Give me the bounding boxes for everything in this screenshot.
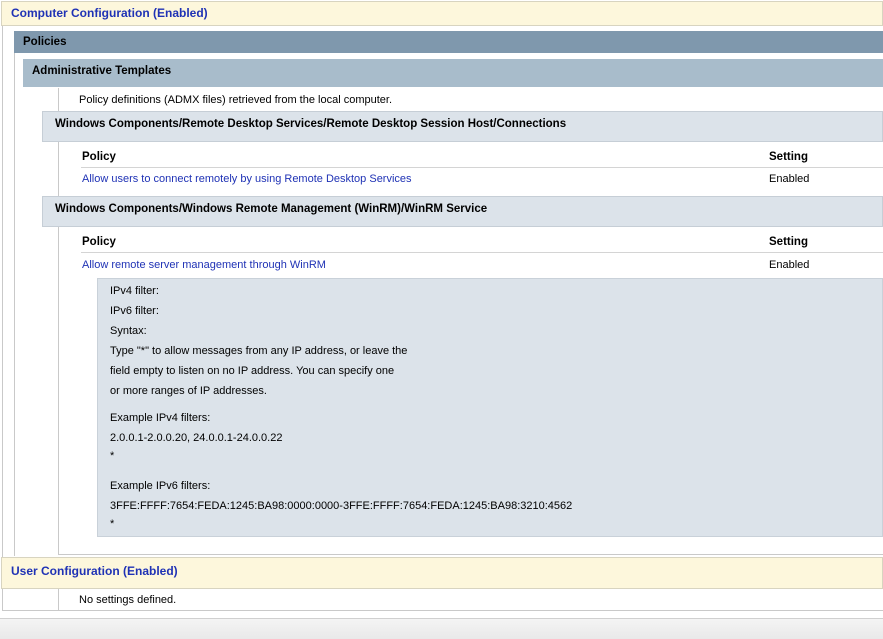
column-header-policy: Policy <box>82 151 116 163</box>
user-configuration-header[interactable]: User Configuration (Enabled) <box>1 557 883 589</box>
detail-line: Type "*" to allow messages from any IP a… <box>110 345 408 357</box>
category-header-remote-desktop[interactable]: Windows Components/Remote Desktop Servic… <box>42 111 883 142</box>
setting-value: Enabled <box>769 259 810 271</box>
tree-guide-line <box>14 52 15 556</box>
tree-guide-line <box>2 610 883 611</box>
computer-configuration-header[interactable]: Computer Configuration (Enabled) <box>1 1 883 26</box>
table-header-row: Policy Setting <box>81 233 883 253</box>
no-settings-message: No settings defined. <box>79 594 177 606</box>
tree-guide-line <box>2 589 3 611</box>
table-row: Allow remote server management through W… <box>81 258 883 276</box>
table-row: Allow users to connect remotely by using… <box>81 172 883 190</box>
column-header-setting: Setting <box>769 236 808 248</box>
tree-guide-line <box>2 26 3 557</box>
policy-details-panel: IPv4 filter: IPv6 filter: Syntax: Type "… <box>97 278 883 537</box>
detail-line: IPv4 filter: <box>110 285 159 297</box>
tree-guide-line <box>58 554 883 555</box>
detail-line: Syntax: <box>110 325 147 337</box>
detail-line: * <box>110 518 115 530</box>
detail-line: or more ranges of IP addresses. <box>110 385 267 397</box>
detail-line: 2.0.0.1-2.0.0.20, 24.0.0.1-24.0.0.22 <box>110 432 283 444</box>
tree-guide-line <box>58 589 59 611</box>
detail-line: 3FFE:FFFF:7654:FEDA:1245:BA98:0000:0000-… <box>110 500 573 512</box>
policies-header[interactable]: Policies <box>14 31 883 53</box>
administrative-templates-header[interactable]: Administrative Templates <box>23 59 883 87</box>
detail-line: * <box>110 450 115 462</box>
admx-description: Policy definitions (ADMX files) retrieve… <box>79 94 393 106</box>
bottom-status-strip <box>0 618 883 639</box>
detail-line: Example IPv6 filters: <box>110 480 211 492</box>
detail-line: field empty to listen on no IP address. … <box>110 365 395 377</box>
category-header-winrm[interactable]: Windows Components/Windows Remote Manage… <box>42 196 883 227</box>
detail-line: IPv6 filter: <box>110 305 159 317</box>
policy-link-winrm[interactable]: Allow remote server management through W… <box>82 259 326 271</box>
table-header-row: Policy Setting <box>81 148 883 168</box>
column-header-setting: Setting <box>769 151 808 163</box>
policy-link-remote-desktop[interactable]: Allow users to connect remotely by using… <box>82 173 412 185</box>
column-header-policy: Policy <box>82 236 116 248</box>
detail-line: Example IPv4 filters: <box>110 412 211 424</box>
tree-guide-line <box>58 88 59 555</box>
setting-value: Enabled <box>769 173 810 185</box>
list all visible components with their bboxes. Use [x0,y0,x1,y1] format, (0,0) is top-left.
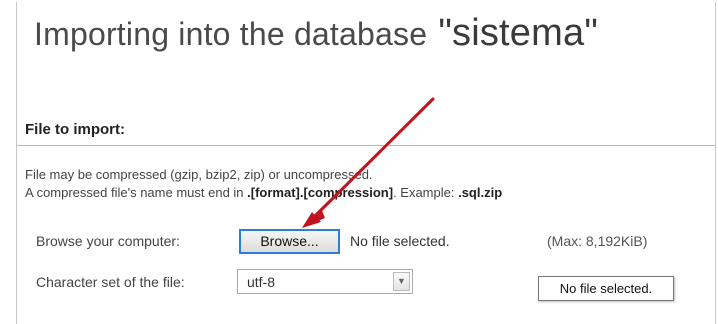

════════

§ **Short exercise**
Write out every line of the records above verbatim, leaving out the pictures.

§ **Answer to the problem**
Give me the bounding boxes for everything in this screenshot.
column-header-policy: Policy <box>82 151 116 163</box>
user-configuration-header[interactable]: User Configuration (Enabled) <box>1 557 883 589</box>
detail-line: Type "*" to allow messages from any IP a… <box>110 345 408 357</box>
category-header-remote-desktop[interactable]: Windows Components/Remote Desktop Servic… <box>42 111 883 142</box>
setting-value: Enabled <box>769 259 810 271</box>
tree-guide-line <box>14 52 15 556</box>
tree-guide-line <box>2 610 883 611</box>
computer-configuration-header[interactable]: Computer Configuration (Enabled) <box>1 1 883 26</box>
table-header-row: Policy Setting <box>81 233 883 253</box>
no-settings-message: No settings defined. <box>79 594 177 606</box>
tree-guide-line <box>2 589 3 611</box>
table-row: Allow remote server management through W… <box>81 258 883 276</box>
table-row: Allow users to connect remotely by using… <box>81 172 883 190</box>
column-header-setting: Setting <box>769 236 808 248</box>
tree-guide-line <box>2 26 3 557</box>
policy-details-panel: IPv4 filter: IPv6 filter: Syntax: Type "… <box>97 278 883 537</box>
detail-line: IPv4 filter: <box>110 285 159 297</box>
tree-guide-line <box>58 554 883 555</box>
detail-line: Syntax: <box>110 325 147 337</box>
detail-line: * <box>110 518 115 530</box>
detail-line: or more ranges of IP addresses. <box>110 385 267 397</box>
detail-line: 2.0.0.1-2.0.0.20, 24.0.0.1-24.0.0.22 <box>110 432 283 444</box>
tree-guide-line <box>58 589 59 611</box>
detail-line: 3FFE:FFFF:7654:FEDA:1245:BA98:0000:0000-… <box>110 500 573 512</box>
policies-header[interactable]: Policies <box>14 31 883 53</box>
administrative-templates-header[interactable]: Administrative Templates <box>23 59 883 87</box>
detail-line: * <box>110 450 115 462</box>
admx-description: Policy definitions (ADMX files) retrieve… <box>79 94 393 106</box>
bottom-status-strip <box>0 618 883 639</box>
detail-line: Example IPv6 filters: <box>110 480 211 492</box>
detail-line: field empty to listen on no IP address. … <box>110 365 395 377</box>
category-header-winrm[interactable]: Windows Components/Windows Remote Manage… <box>42 196 883 227</box>
detail-line: IPv6 filter: <box>110 305 159 317</box>
policy-link-winrm[interactable]: Allow remote server management through W… <box>82 259 326 271</box>
table-header-row: Policy Setting <box>81 148 883 168</box>
column-header-setting: Setting <box>769 151 808 163</box>
policy-link-remote-desktop[interactable]: Allow users to connect remotely by using… <box>82 173 412 185</box>
column-header-policy: Policy <box>82 236 116 248</box>
detail-line: Example IPv4 filters: <box>110 412 211 424</box>
tree-guide-line <box>58 88 59 555</box>
setting-value: Enabled <box>769 173 810 185</box>
list all visible components with their bboxes. Use [x0,y0,x1,y1] format, (0,0) is top-left.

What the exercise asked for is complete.